#### Given records ####

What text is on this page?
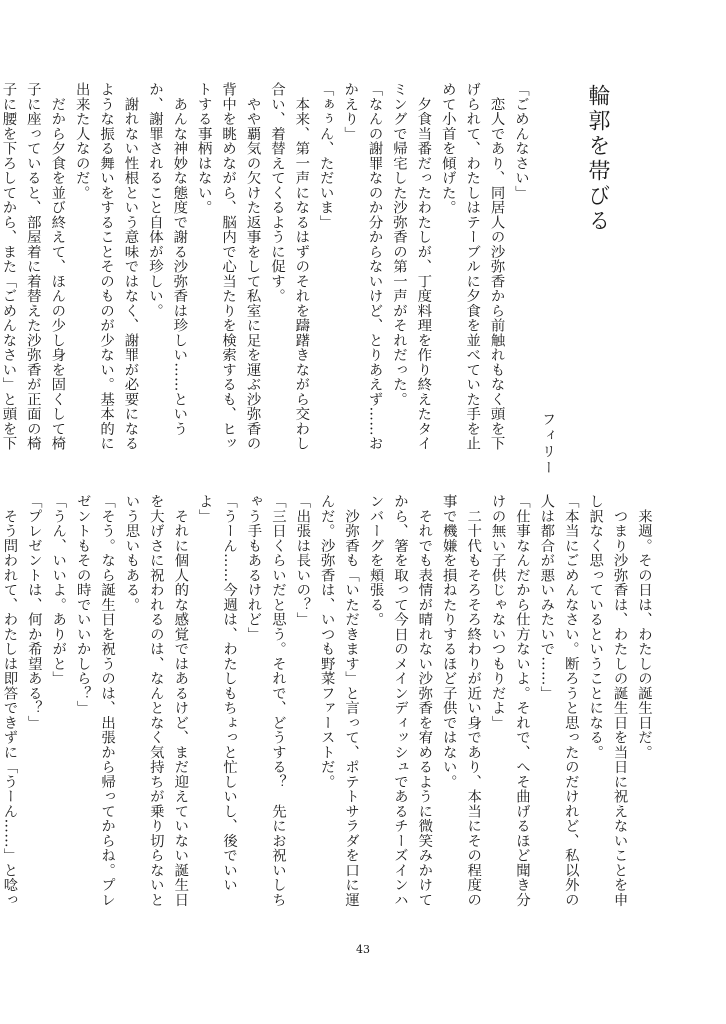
輪郭を帯びる
フィリー

「ごめんなさい」

　恋人であり、同居人の沙弥香から前触れもなく頭を下げられて、わたしはテーブルに夕食を並べていた手を止めて小首を傾げた。

　夕食当番だったわたしが、丁度料理を作り終えたタイミングで帰宅した沙弥香の第一声がそれだった。

「なんの謝罪なのか分からないけど、とりあえず……おかえり」

「ぁぅん、ただいま」

　本来、第一声になるはずのそれを躊躇きながら交わし合い、着替えてくるように促す。

　やや覇気の欠けた返事をして私室に足を運ぶ沙弥香の背中を眺めながら、脳内で心当たりを検索するも、ヒットする事柄はない。

　あんな神妙な態度で謝る沙弥香は珍しい……というか、謝罪されること自体が珍しい。

　謝れない性根という意味ではなく、謝罪が必要になるような振る舞いをすることそのものが少ない。基本的に出来た人なのだ。

　だから夕食を並び終えて、ほんの少し身を固くして椅子に座っていると、部屋着に着替えた沙弥香が正面の椅子に腰を下ろしてから、また「ごめんなさい」と頭を下

　来週。その日は、わたしの誕生日だ。

　つまり沙弥香は、わたしの誕生日を当日に祝えないことを申し訳なく思っているということになる。

「本当にごめんなさい。断ろうと思ったのだけれど、私以外の人は都合が悪いみたいで……」

「仕事なんだから仕方ないよ。それで、へそ曲げるほど聞き分けの無い子供じゃないつもりだよ」

　二十代もそろそろ終わりが近い身であり、本当にその程度の事で機嫌を損ねたりするほど子供ではない。

　それでも表情が晴れない沙弥香を宥めるように微笑みかけてから、箸を取って今日のメインディッシュであるチーズインハンバーグを頬張る。

　沙弥香も「いただきます」と言って、ポテトサラダを口に運んだ。沙弥香は、いつも野菜ファーストだ。

「出張は長いの？」

「三日くらいだと思う。それで、どうする？　先にお祝いしちゃう手もあるけれど」

「うーん……今週は、わたしもちょっと忙しいし、後でいいよ」

　それに個人的な感覚ではあるけど、まだ迎えていない誕生日を大げさに祝われるのは、なんとなく気持ちが乗り切らないという思いもある。

「そう。なら誕生日を祝うのは、出張から帰ってからね。プレゼントもその時でいいかしら？」

「うん、いいよ。ありがと」

「プレゼントは、何か希望ある？」

　そう問われて、わたしは即答できずに「うーん……」と唸っ

43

####

**Given instruction:** Exclude the pictures, and transcribe all of the material exactly.

**Solution for this problem:**
What text is on this page?
輪郭を帯びる
フィリー

「ごめんなさい」

　恋人であり、同居人の沙弥香から前触れもなく頭を下げられて、わたしはテーブルに夕食を並べていた手を止めて小首を傾げた。

　夕食当番だったわたしが、丁度料理を作り終えたタイミングで帰宅した沙弥香の第一声がそれだった。

「なんの謝罪なのか分からないけど、とりあえず……おかえり」

「ぁぅん、ただいま」

　本来、第一声になるはずのそれを躊躇きながら交わし合い、着替えてくるように促す。

　やや覇気の欠けた返事をして私室に足を運ぶ沙弥香の背中を眺めながら、脳内で心当たりを検索するも、ヒットする事柄はない。

　あんな神妙な態度で謝る沙弥香は珍しい……というか、謝罪されること自体が珍しい。

　謝れない性根という意味ではなく、謝罪が必要になるような振る舞いをすることそのものが少ない。基本的に出来た人なのだ。

　だから夕食を並び終えて、ほんの少し身を固くして椅子に座っていると、部屋着に着替えた沙弥香が正面の椅子に腰を下ろしてから、また「ごめんなさい」と頭を下

　来週。その日は、わたしの誕生日だ。

　つまり沙弥香は、わたしの誕生日を当日に祝えないことを申し訳なく思っているということになる。

「本当にごめんなさい。断ろうと思ったのだけれど、私以外の人は都合が悪いみたいで……」

「仕事なんだから仕方ないよ。それで、へそ曲げるほど聞き分けの無い子供じゃないつもりだよ」

　二十代もそろそろ終わりが近い身であり、本当にその程度の事で機嫌を損ねたりするほど子供ではない。

　それでも表情が晴れない沙弥香を宥めるように微笑みかけてから、箸を取って今日のメインディッシュであるチーズインハンバーグを頬張る。

　沙弥香も「いただきます」と言って、ポテトサラダを口に運んだ。沙弥香は、いつも野菜ファーストだ。

「出張は長いの？」

「三日くらいだと思う。それで、どうする？　先にお祝いしちゃう手もあるけれど」

「うーん……今週は、わたしもちょっと忙しいし、後でいいよ」

　それに個人的な感覚ではあるけど、まだ迎えていない誕生日を大げさに祝われるのは、なんとなく気持ちが乗り切らないという思いもある。

「そう。なら誕生日を祝うのは、出張から帰ってからね。プレゼントもその時でいいかしら？」

「うん、いいよ。ありがと」

「プレゼントは、何か希望ある？」

　そう問われて、わたしは即答できずに「うーん……」と唸っ

43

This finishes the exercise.